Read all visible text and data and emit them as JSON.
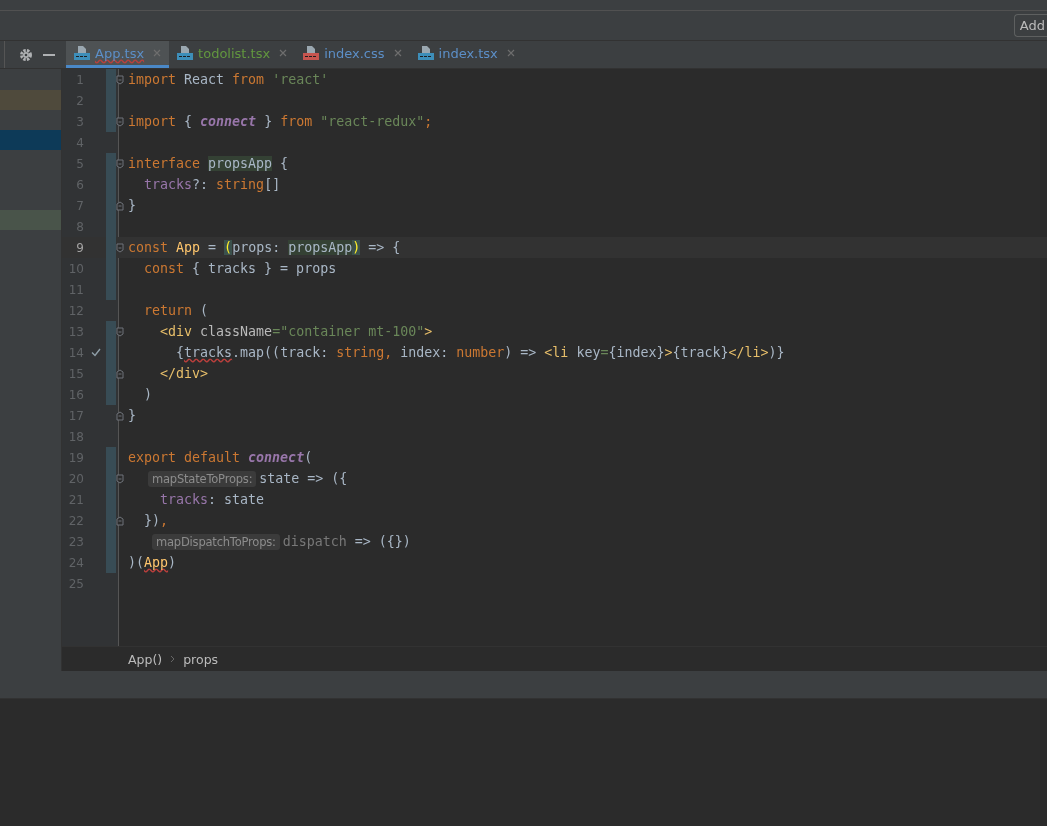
{
  "toolbar": {
    "button": "Add"
  },
  "tabs": [
    {
      "label": "App.tsx",
      "kind": "tsx",
      "selected": true,
      "error": true,
      "color": "#5c8fc8"
    },
    {
      "label": "todolist.tsx",
      "kind": "tsx",
      "selected": false,
      "error": false,
      "color": "#62973f"
    },
    {
      "label": "index.css",
      "kind": "css",
      "selected": false,
      "error": false,
      "color": "#5c8fc8"
    },
    {
      "label": "index.tsx",
      "kind": "tsx",
      "selected": false,
      "error": false,
      "color": "#5c8fc8"
    }
  ],
  "editor": {
    "lines": [
      {
        "number": "1",
        "current": false,
        "check": false,
        "changed": true,
        "fold_start": true,
        "fold_end": false,
        "tokens": [
          {
            "kind": "kw",
            "text": "import"
          },
          {
            "kind": "pl",
            "text": " React "
          },
          {
            "kind": "kw",
            "text": "from "
          },
          {
            "kind": "str",
            "text": "'react'"
          }
        ]
      },
      {
        "number": "2",
        "current": false,
        "check": false,
        "changed": true,
        "fold_start": false,
        "fold_end": false
      },
      {
        "number": "3",
        "current": false,
        "check": false,
        "changed": true,
        "fold_start": true,
        "fold_end": false,
        "tokens": [
          {
            "kind": "kw",
            "text": "import"
          },
          {
            "kind": "pl",
            "text": " { "
          },
          {
            "kind": "fn",
            "text": "connect"
          },
          {
            "kind": "pl",
            "text": " } "
          },
          {
            "kind": "kw",
            "text": "from "
          },
          {
            "kind": "str",
            "text": "\"react-redux\""
          },
          {
            "kind": "kw",
            "text": ";"
          }
        ]
      },
      {
        "number": "4",
        "current": false,
        "check": false,
        "changed": false,
        "fold_start": false,
        "fold_end": false
      },
      {
        "number": "5",
        "current": false,
        "check": false,
        "changed": true,
        "fold_start": true,
        "fold_end": false,
        "tokens": [
          {
            "kind": "kw",
            "text": "interface "
          },
          {
            "kind": "ref",
            "text": "propsApp"
          },
          {
            "kind": "pl",
            "text": " {"
          }
        ]
      },
      {
        "number": "6",
        "current": false,
        "check": false,
        "changed": true,
        "fold_start": false,
        "fold_end": false,
        "tokens": [
          {
            "kind": "prop",
            "text": "  tracks"
          },
          {
            "kind": "pl",
            "text": "?: "
          },
          {
            "kind": "kw",
            "text": "string"
          },
          {
            "kind": "pl",
            "text": "[]"
          }
        ]
      },
      {
        "number": "7",
        "current": false,
        "check": false,
        "changed": true,
        "fold_start": false,
        "fold_end": true,
        "tokens": [
          {
            "kind": "pl",
            "text": "}"
          }
        ]
      },
      {
        "number": "8",
        "current": false,
        "check": false,
        "changed": true,
        "fold_start": false,
        "fold_end": false
      },
      {
        "number": "9",
        "current": true,
        "check": false,
        "changed": true,
        "fold_start": true,
        "fold_end": false,
        "tokens": [
          {
            "kind": "kw",
            "text": "const "
          },
          {
            "kind": "decl",
            "text": "App"
          },
          {
            "kind": "pl",
            "text": " = "
          },
          {
            "kind": "brace",
            "text": "("
          },
          {
            "kind": "pl",
            "text": "props: "
          },
          {
            "kind": "ref",
            "text": "propsApp"
          },
          {
            "kind": "brace",
            "text": ")"
          },
          {
            "kind": "pl",
            "text": " => {"
          }
        ]
      },
      {
        "number": "10",
        "current": false,
        "check": false,
        "changed": true,
        "fold_start": false,
        "fold_end": false,
        "tokens": [
          {
            "kind": "kw",
            "text": "  const"
          },
          {
            "kind": "pl",
            "text": " { tracks } = props"
          }
        ]
      },
      {
        "number": "11",
        "current": false,
        "check": false,
        "changed": true,
        "fold_start": false,
        "fold_end": false
      },
      {
        "number": "12",
        "current": false,
        "check": false,
        "changed": false,
        "fold_start": false,
        "fold_end": false,
        "tokens": [
          {
            "kind": "kw",
            "text": "  return"
          },
          {
            "kind": "pl",
            "text": " ("
          }
        ]
      },
      {
        "number": "13",
        "current": false,
        "check": false,
        "changed": true,
        "fold_start": true,
        "fold_end": false,
        "tokens": [
          {
            "kind": "tag",
            "text": "    <div "
          },
          {
            "kind": "attr",
            "text": "className"
          },
          {
            "kind": "str",
            "text": "=\"container mt-100\""
          },
          {
            "kind": "tag",
            "text": ">"
          }
        ]
      },
      {
        "number": "14",
        "current": false,
        "check": true,
        "changed": true,
        "fold_start": false,
        "fold_end": false,
        "tokens": [
          {
            "kind": "pl",
            "text": "      {"
          },
          {
            "kind": "err",
            "text": "tracks"
          },
          {
            "kind": "pl",
            "text": ".map((track: "
          },
          {
            "kind": "kw",
            "text": "string,"
          },
          {
            "kind": "pl",
            "text": " index: "
          },
          {
            "kind": "kw",
            "text": "number"
          },
          {
            "kind": "pl",
            "text": ") => "
          },
          {
            "kind": "tag",
            "text": "<li"
          },
          {
            "kind": "pl",
            "text": " key"
          },
          {
            "kind": "str",
            "text": "="
          },
          {
            "kind": "pl",
            "text": "{index}"
          },
          {
            "kind": "tag",
            "text": ">"
          },
          {
            "kind": "pl",
            "text": "{track}"
          },
          {
            "kind": "tag",
            "text": "</li>"
          },
          {
            "kind": "pl",
            "text": ")}"
          }
        ]
      },
      {
        "number": "15",
        "current": false,
        "check": false,
        "changed": true,
        "fold_start": false,
        "fold_end": true,
        "tokens": [
          {
            "kind": "tag",
            "text": "    </div>"
          }
        ]
      },
      {
        "number": "16",
        "current": false,
        "check": false,
        "changed": true,
        "fold_start": false,
        "fold_end": false,
        "tokens": [
          {
            "kind": "pl",
            "text": "  )"
          }
        ]
      },
      {
        "number": "17",
        "current": false,
        "check": false,
        "changed": false,
        "fold_start": false,
        "fold_end": true,
        "tokens": [
          {
            "kind": "pl",
            "text": "}"
          }
        ]
      },
      {
        "number": "18",
        "current": false,
        "check": false,
        "changed": false,
        "fold_start": false,
        "fold_end": false
      },
      {
        "number": "19",
        "current": false,
        "check": false,
        "changed": true,
        "fold_start": false,
        "fold_end": false,
        "tokens": [
          {
            "kind": "kw",
            "text": "export default "
          },
          {
            "kind": "fn",
            "text": "connect"
          },
          {
            "kind": "pl",
            "text": "("
          }
        ]
      },
      {
        "number": "20",
        "current": false,
        "check": false,
        "changed": true,
        "fold_start": true,
        "fold_end": false,
        "tokens": [
          {
            "kind": "hint",
            "text": "mapStateToProps:"
          },
          {
            "kind": "pl",
            "text": "state => ({"
          }
        ]
      },
      {
        "number": "21",
        "current": false,
        "check": false,
        "changed": true,
        "fold_start": false,
        "fold_end": false,
        "tokens": [
          {
            "kind": "prop",
            "text": "    tracks"
          },
          {
            "kind": "pl",
            "text": ": state"
          }
        ]
      },
      {
        "number": "22",
        "current": false,
        "check": false,
        "changed": true,
        "fold_start": false,
        "fold_end": true,
        "tokens": [
          {
            "kind": "pl",
            "text": "  })"
          },
          {
            "kind": "kw",
            "text": ","
          }
        ]
      },
      {
        "number": "23",
        "current": false,
        "check": false,
        "changed": true,
        "fold_start": false,
        "fold_end": false,
        "tokens": [
          {
            "kind": "hint",
            "text": "mapDispatchToProps:"
          },
          {
            "kind": "unused",
            "text": "dispatch"
          },
          {
            "kind": "pl",
            "text": " => ({})"
          }
        ]
      },
      {
        "number": "24",
        "current": false,
        "check": false,
        "changed": true,
        "fold_start": false,
        "fold_end": false,
        "tokens": [
          {
            "kind": "pl",
            "text": ")("
          },
          {
            "kind": "declerr",
            "text": "App"
          },
          {
            "kind": "pl",
            "text": ")"
          }
        ]
      },
      {
        "number": "25",
        "current": false,
        "check": false,
        "changed": false,
        "fold_start": false,
        "fold_end": false
      }
    ]
  },
  "breadcrumbs": [
    "App()",
    "props"
  ]
}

□ □ □ □

**Directions:** In the records above, how many lines hold the string "index"? Reply with only the number.

**Exercise solution:** 4